THE PROBLEM: Copy all lines of the listing that include the string "Jahren".

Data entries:
═══

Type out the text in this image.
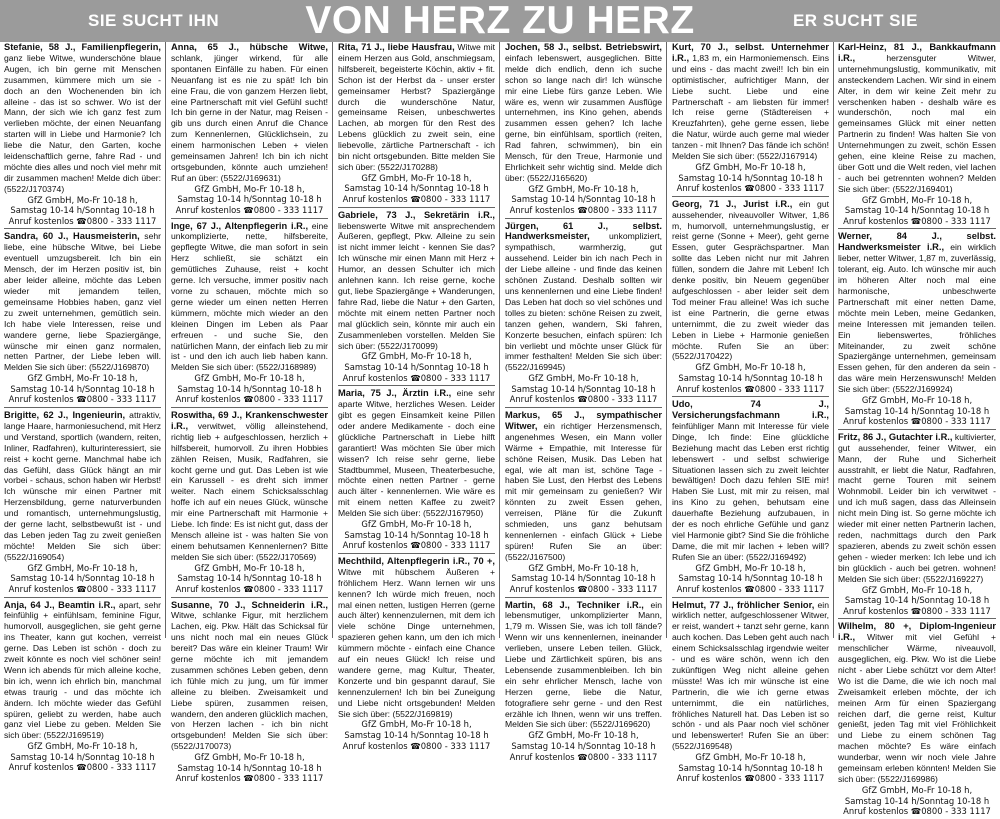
SIE SUCHT IHN	VON HERZ ZU HERZ	ER SUCHT SIE
Stefanie, 58 J., Familienpflegerin, ganz liebe Witwe, wunderschöne blaue Augen, ich bin gerne mit Menschen zusammen, kümmere mich um sie - doch an den Wochenenden bin ich alleine - das ist so schwer. Wo ist der Mann, der sich wie ich ganz fest zum verlieben möchte, der einen Neuanfang starten will in Liebe und Harmonie? Ich liebe die Natur, den Garten, koche leidenschaftlich gerne, fahre Rad - und möchte dies alles und noch viel mehr mit dir zusammen machen! Melde dich über: (5522/J170374)
GfZ GmbH, Mo-Fr 10-18 h,
Samstag 10-14 h/Sonntag 10-18 h
Anruf kostenlos ☎0800 - 333 1117
Sandra, 60 J., Hausmeisterin, sehr liebe, eine hübsche Witwe, bei Liebe eventuell umzugsbereit. Ich bin ein Mensch, der im Herzen positiv ist, bin aber leider alleine, möchte das Leben wieder mit jemandem teilen, gemeinsame Hobbies haben, ganz viel zu zweit unternehmen, gemütlich sein. Ich habe viele Interessen, reise und wandere gerne, liebe Spaziergänge, wünsche mir einen ganz normalen, netten Partner, der Liebe leben will. Melden Sie sich über: (5522/J169870)
GfZ GmbH, Mo-Fr 10-18 h,
Samstag 10-14 h/Sonntag 10-18 h
Anruf kostenlos ☎0800 - 333 1117
Brigitte, 62 J., Ingenieurin, attraktiv, lange Haare, harmoniesuchend, mit Herz und Verstand, sportlich (wandern, reiten, Inliner, Radfahren), kulturinteressiert, sie reist + kocht gerne. Manchmal habe ich das Gefühl, dass Glück hängt an mir vorbei - schaus, schon haben wir Herbst! Ich wünsche mir einen Partner mit Herzensbildung, gerne naturverbunden und romantisch, unternehmungslustig, der gerne lacht, selbstbewußt ist - und das Leben jeden Tag zu zweit genießen möchte! Melden Sie sich über: (5522/J169054)
GfZ GmbH, Mo-Fr 10-18 h,
Samstag 10-14 h/Sonntag 10-18 h
Anruf kostenlos ☎0800 - 333 1117
Anja, 64 J., Beamtin i.R., apart, sehr feinfühlig + einfühlsam, feminine Figur, humorvoll, ausgeglichen, sie geht gerne ins Theater, kann gut kochen, verreist gerne. Das Leben ist schön - doch zu zweit könnte es noch viel schöner sein! Wenn ich abends für mich alleine koche, bin ich, wenn ich ehrlich bin, manchmal etwas traurig - und das möchte ich ändern. Ich möchte wieder das Gefühl spüren, geliebt zu werden, habe auch ganz viel Liebe zu geben. Melden Sie sich über: (5522/J169519)
GfZ GmbH, Mo-Fr 10-18 h,
Samstag 10-14 h/Sonntag 10-18 h
Anruf kostenlos ☎0800 - 333 1117
Anna, 65 J., hübsche Witwe, schlank, jünger wirkend, für alle spontanen Einfälle zu haben. Für einen Neuanfang ist es nie zu spät! Ich bin eine Frau, die von ganzem Herzen liebt, eine Partnerschaft mit viel Gefühl sucht! Ich bin gerne in der Natur, mag Reisen - gib uns durch einen Anruf die Chance zum Kennenlernen, Glücklichsein, zu einem harmonischen Leben + vielen gemeinsamen Jahren! Ich bin ich nicht ortsgebunden, könnte auch umziehen! Ruf an über: (5522/J169631)
GfZ GmbH, Mo-Fr 10-18 h,
Samstag 10-14 h/Sonntag 10-18 h
Anruf kostenlos ☎0800 - 333 1117
Inge, 67 J., Altenpflegerin i.R., eine unkomplizierte, nette, hilfsbereite, gepflegte Witwe, die man sofort in sein Herz schließt, sie schätzt ein gemütliches Zuhause, reist + kocht gerne. Ich versuche, immer positiv nach vorne zu schauen, möchte mich so gerne wieder um einen netten Herren kümmern, möchte mich wieder an den kleinen Dingen im Leben als Paar erfreuen - und suche Sie, den natürlichen Mann, der einfach lieb zu mir ist - und den ich auch lieb haben kann. Melden Sie sich über: (5522/J168989)
GfZ GmbH, Mo-Fr 10-18 h,
Samstag 10-14 h/Sonntag 10-18 h
Anruf kostenlos ☎0800 - 333 1117
Roswitha, 69 J., Krankenschwester i.R., verwitwet, völlig alleinstehend, richtig lieb + aufgeschlossen, herzlich + hilfsbereit, humorvoll. Zu ihren Hobbies zählen Reisen, Musik, Radfahren, sie kocht gerne und gut. Das Leben ist wie ein Karussell - es dreht sich immer weiter. Nach einem Schicksalsschlag hoffe ich auf ein neues Glück, wünsche mir eine Partnerschaft mit Harmonie + Liebe. Ich finde: Es ist nicht gut, dass der Mensch alleine ist - was halten Sie von einem behutsamen Kennenlernen? Bitte melden Sie sich über: (5522/J170569)
GfZ GmbH, Mo-Fr 10-18 h,
Samstag 10-14 h/Sonntag 10-18 h
Anruf kostenlos ☎0800 - 333 1117
Susanne, 70 J., Schneiderin i.R., Witwe, schlanke Figur, mit herzlichem Lachen, eig. Pkw. Hält das Schicksal für uns nicht noch mal ein neues Glück bereit? Das wäre ein kleiner Traum! Wir gerne möchte ich mit jemandem zusammen schönes Leben geben, denn ich fühle mich zu jung, um für immer alleine zu bleiben. Zweisamkeit und Liebe spüren, zusammen reisen, wandern, den anderen glücklich machen, von Herzen lachen - ich bin nicht ortsgebunden! Melden Sie sich über: (5522/J170073)
GfZ GmbH, Mo-Fr 10-18 h,
Samstag 10-14 h/Sonntag 10-18 h
Anruf kostenlos ☎0800 - 333 1117
Rita, 71 J., liebe Hausfrau, Witwe mit einem Herzen aus Gold, anschmiegsam, hilfsbereit, begeisterte Köchin, aktiv + fit. Schon ist der Herbst da - unser erster gemeinsamer Herbst? Spaziergänge durch die wunderschöne Natur, gemeinsame Reisen, unbeschwertes Lachen, ab morgen für den Rest des Lebens glücklich zu zweit sein, eine liebevolle, zärtliche Partnerschaft - ich bin nicht ortsgebunden. Bitte melden Sie sich über: (5522/J170288)
GfZ GmbH, Mo-Fr 10-18 h,
Samstag 10-14 h/Sonntag 10-18 h
Anruf kostenlos ☎0800 - 333 1117
Gabriele, 73 J., Sekretärin i.R., liebenswerte Witwe mit ansprechendem Äußeren, gepflegt, Pkw. Alleine zu sein ist nicht immer leicht - kennen Sie das? Ich wünsche mir einen Mann mit Herz + Humor, an dessen Schulter ich mich anlehnen kann. Ich reise gerne, koche gut, liebe Spaziergänge + Wanderungen, fahre Rad, liebe die Natur + den Garten, möchte mit einem netten Partner noch mal glücklich sein, könnte mir auch ein Zusammenleben vorstellen. Melden Sie sich über: (5522/J170099)
GfZ GmbH, Mo-Fr 10-18 h,
Samstag 10-14 h/Sonntag 10-18 h
Anruf kostenlos ☎0800 - 333 1117
Maria, 75 J., Ärztin i.R., eine sehr aparte Witwe, herzliches Wesen. Leider gibt es gegen Einsamkeit keine Pillen oder andere Medikamente - doch eine glückliche Partnerschaft in Liebe hilft garantiert! Was möchten Sie über mich wissen? Ich reise sehr gerne, liebe Stadtbummel, Museen, Theaterbesuche, möchte einen netten Partner - gerne auch älter - kennenlernen. Wie wäre es mit einem netten Kaffee zu zweit? Melden Sie sich über: (5522/J167950)
GfZ GmbH, Mo-Fr 10-18 h,
Samstag 10-14 h/Sonntag 10-18 h
Anruf kostenlos ☎0800 - 333 1117
Mechthild, Altenpflegerin i.R., 70 +, Witwe mit hübschem Äußeren + fröhlichem Herz. Wann lernen wir uns kennen? Ich würde mich freuen, noch mal einen netten, lustigen Herren (gerne auch älter) kennenzulernen, mit dem ich viele schöne Dinge unternehmen, spazieren gehen kann, um den ich mich kümmern möchte - einfach eine Chance auf ein neues Glück! Ich reise und wandere gerne, mag Kultur, Theater, Konzerte und bin gespannt darauf, Sie kennenzulernen! Ich bin bei Zuneigung und Liebe nicht ortsgebunden! Melden Sie sich über: (5522/J169819)
GfZ GmbH, Mo-Fr 10-18 h,
Samstag 10-14 h/Sonntag 10-18 h
Anruf kostenlos ☎0800 - 333 1117
Jochen, 58 J., selbst. Betriebswirt, einfach lebenswert, ausgeglichen. Bitte melde dich endlich, denn ich suche schon so lange nach dir! Ich wünsche mir eine Liebe fürs ganze Leben. Wie wäre es, wenn wir zusammen Ausflüge unternehmen, ins Kino gehen, abends zusammen essen gehen? Ich lache gerne, bin einfühlsam, sportlich (reiten, Rad fahren, schwimmen), bin ein Mensch, für den Treue, Harmonie und Ehrlichkeit sehr wichtig sind. Melde dich über: (5522/J165620)
GfZ GmbH, Mo-Fr 10-18 h,
Samstag 10-14 h/Sonntag 10-18 h
Anruf kostenlos ☎0800 - 333 1117
Jürgen, 61 J., selbst. Handwerksmeister, unkompliziert, sympathisch, warmherzig, gut aussehend. Leider bin ich nach Pech in der Liebe alleine - und finde das keinen schönen Zustand. Deshalb sollten wir uns kennenlernen und eine Liebe finden! Das Leben hat doch so viel schönes und tolles zu bieten: schöne Reisen zu zweit, tanzen gehen, wandern, Ski fahren, Konzerte besuchen, einfach spüren: Ich bin verliebt und möchte unser Glück für immer festhalten! Melden Sie sich über: (5522/J169945)
GfZ GmbH, Mo-Fr 10-18 h,
Samstag 10-14 h/Sonntag 10-18 h
Anruf kostenlos ☎0800 - 333 1117
Markus, 65 J., sympathischer Witwer, ein richtiger Herzensmensch, angenehmes Wesen, ein Mann voller Wärme + Empathie, mit Interesse für schöne Reisen, Musik. Das Leben hat egal, wie alt man ist, schöne Tage - haben Sie Lust, den Herbst des Lebens mit mir gemeinsam zu genießen? Wir könnten zu zweit Essen gehen, verreisen, Pläne für die Zukunft schmieden, uns ganz behutsam kennenlernen - einfach Glück + Liebe spüren! Rufen Sie an über: (5522/J167500)
GfZ GmbH, Mo-Fr 10-18 h,
Samstag 10-14 h/Sonntag 10-18 h
Anruf kostenlos ☎0800 - 333 1117
Martin, 68 J., Techniker i.R., ein lebensmutiger, unkomplizierter Mann, 1,79 m. Wissen Sie, was ich toll fände? Wenn wir uns kennenlernen, ineinander verlieben, unsere Leben teilen. Glück, Liebe und Zärtlichkeit spüren, bis ans Lebensende zusammenbleiben. Ich bin ein sehr ehrlicher Mensch, lache von Herzen gerne, liebe die Natur, fotografiere sehr gerne - und den Rest erzähle ich Ihnen, wenn wir uns treffen. Melden Sie sich über: (5522/J169620)
GfZ GmbH, Mo-Fr 10-18 h,
Samstag 10-14 h/Sonntag 10-18 h
Anruf kostenlos ☎0800 - 333 1117
Kurt, 70 J., selbst. Unternehmer i.R., 1,83 m, ein Harmoniemensch. Eins und eins - das macht zwei!! Ich bin ein optimistischer, aufrichtiger Mann, der Liebe sucht. Liebe und eine Partnerschaft - am liebsten für immer! Ich reise gerne (Städtereisen + Kreuzfahrten), gehe gerne essen, liebe die Natur, würde auch gerne mal wieder tanzen - mit Ihnen? Das fände ich schön! Melden Sie sich über: (5522/J167914)
GfZ GmbH, Mo-Fr 10-18 h,
Samstag 10-14 h/Sonntag 10-18 h
Anruf kostenlos ☎0800 - 333 1117
Georg, 71 J., Jurist i.R., ein gut aussehender, niveauvoller Witwer, 1,86 m, humorvoll, unternehmungslustig, er reist gerne (Sonne + Meer), geht gerne Essen, guter Gesprächspartner. Man sollte das Leben nicht nur mit Jahren füllen, sondern die Jahre mit Leben! Ich denke positiv, bin Neuem gegenüber aufgeschlossen - aber leider seit dem Tod meiner Frau alleine! Was ich suche ist eine Partnerin, die gerne etwas unternimmt, die zu zweit wieder das Leben in Liebe + Harmonie genießen möchte. Rufen Sie an über: (5522/J170422)
GfZ GmbH, Mo-Fr 10-18 h,
Samstag 10-14 h/Sonntag 10-18 h
Anruf kostenlos ☎0800 - 333 1117
Udo, 74 J., Versicherungsfachmann i.R., feinfühliger Mann mit Interesse für viele Dinge, Ich finde: Eine glückliche Beziehung macht das Leben erst richtig lebenswert - und selbst schwierige Situationen lassen sich zu zweit leichter bewältigen! Doch dazu fehlen SIE mir! Haben Sie Lust, mit mir zu reisen, mal ins Kino zu gehen, behutsam eine dauerhafte Beziehung aufzubauen, in der es noch ehrliche Gefühle und ganz viel Harmonie gibt? Sind Sie die fröhliche Dame, die mit mir lachen + leben will? Rufen Sie an über: (5522/J169492)
GfZ GmbH, Mo-Fr 10-18 h,
Samstag 10-14 h/Sonntag 10-18 h
Anruf kostenlos ☎0800 - 333 1117
Helmut, 77 J., fröhlicher Senior, ein wirklich netter, aufgeschlossener Witwer, er reist, wandert + tanzt sehr gerne, kann auch kochen. Das Leben geht auch nach einem Schicksalsschlag irgendwie weiter - und es wäre schön, wenn ich den zukünftigen Weg nicht alleine gehen müsste! Was ich mir wünsche ist eine Partnerin, die wie ich gerne etwas unternimmt, die ein natürliches, fröhliches Naturell hat. Das Leben ist so schön - und als Paar noch viel schöner und lebenswerter! Rufen Sie an über: (5522/J169548)
GfZ GmbH, Mo-Fr 10-18 h,
Samstag 10-14 h/Sonntag 10-18 h
Anruf kostenlos ☎0800 - 333 1117
Karl-Heinz, 81 J., Bankkaufmann i.R., herzensguter Witwer, unternehmungslustig, kommunikativ, mit ansteckendem Lachen. Wir sind in einem Alter, in dem wir keine Zeit mehr zu verschenken haben - deshalb wäre es wunderschön, noch mal ein gemeinsames Glück mit einer netten Partnerin zu finden! Was halten Sie von Unternehmungen zu zweit, schön Essen gehen, eine kleine Reise zu machen, über Gott und die Welt reden, viel lachen - auch bei getrennten wohnen? Melden Sie sich über: (5522/J169401)
GfZ GmbH, Mo-Fr 10-18 h,
Samstag 10-14 h/Sonntag 10-18 h
Anruf kostenlos ☎0800 - 333 1117
Werner, 84 J., selbst. Handwerksmeister i.R., ein wirklich lieber, netter Witwer, 1,87 m, zuverlässig, tolerant, eig. Auto. Ich wünsche mir auch im höheren Alter noch mal eine harmonische, unbeschwerte Partnerschaft mit einer netten Dame, möchte mein Leben, meine Gedanken, meine Interessen mit jemanden teilen. Ein liebenswertes, fröhliches Miteinander, zu zweit schöne Spaziergänge unternehmen, gemeinsam Essen gehen, für den anderen da sein - das wäre mein Herzenswunsch! Melden Sie sich über: (5522/J169924)
GfZ GmbH, Mo-Fr 10-18 h,
Samstag 10-14 h/Sonntag 10-18 h
Anruf kostenlos ☎0800 - 333 1117
Fritz, 86 J., Gutachter i.R., kultivierter, gut aussehender, feiner Witwer, ein Mann, der Ruhe und Sicherheit ausstrahlt, er liebt die Natur, Radfahren, macht gerne Touren mit seinem Wohnmobil. Leider bin ich verwitwet - und ich muß sagen, dass das Alleinsein nicht mein Ding ist. So gerne möchte ich wieder mit einer netten Partnerin lachen, reden, nachmittags durch den Park spazieren, abends zu zweit schön essen gehen - wieder merken: Ich lebe und ich bin glücklich - auch bei getren. wohnen! Melden Sie sich über: (5522/J169227)
GfZ GmbH, Mo-Fr 10-18 h,
Samstag 10-14 h/Sonntag 10-18 h
Anruf kostenlos ☎0800 - 333 1117
Wilhelm, 80 +, Diplom-Ingenieur i.R., Witwer mit viel Gefühl + menschlicher Wärme, niveauvoll, ausgeglichen, eig. Pkw. Wo ist die Liebe nicht - aber Liebe schützt vor dem Alter! Wo ist die Dame, die wie ich noch mal Zweisamkeit erleben möchte, der ich meinen Arm für einen Spaziergang reichen darf, die gerne reist, Kultur genießt, jeden Tag mit viel Fröhlichkeit und Liebe zu einem schönen Tag machen möchte? Es wäre einfach wunderbar, wenn wir noch viele Jahre gemeinsam erleben könnten! Melden Sie sich über: (5522/J169986)
GfZ GmbH, Mo-Fr 10-18 h,
Samstag 10-14 h/Sonntag 10-18 h
Anruf kostenlos ☎0800 - 333 1117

═══

ANSWER TO THIS PROBLEM:
Anna, 65 J., hübsche Witwe, schlank, jünger wirkend, für alle spontanen Einfälle zu haben. Für einen Neuanfang ist es nie zu spät! Ich bin eine Frau, die von ganzem Herzen liebt, eine Partnerschaft mit viel Gefühl sucht! Ich bin gerne in der Natur, mag Reisen - gib uns durch einen Anruf die Chance zum Kennenlernen, Glücklichsein, zu einem harmonischen Leben + vielen gemeinsamen Jahren! Ich bin ich nicht ortsgebunden, könnte auch umziehen! Ruf an über: (5522/J169631)
Georg, 71 J., Jurist i.R., ein gut aussehender, niveauvoller Witwer, 1,86 m, humorvoll, unternehmungslustig, er reist gerne (Sonne + Meer), geht gerne Essen, guter Gesprächspartner. Man sollte das Leben nicht nur mit Jahren füllen, sondern die Jahre mit Leben! Ich denke positiv, bin Neuem gegenüber aufgeschlossen - aber leider seit dem Tod meiner Frau alleine! Was ich suche ist eine Partnerin, die gerne etwas unternimmt, die zu zweit wieder das Leben in Liebe + Harmonie genießen möchte. Rufen Sie an über: (5522/J170422)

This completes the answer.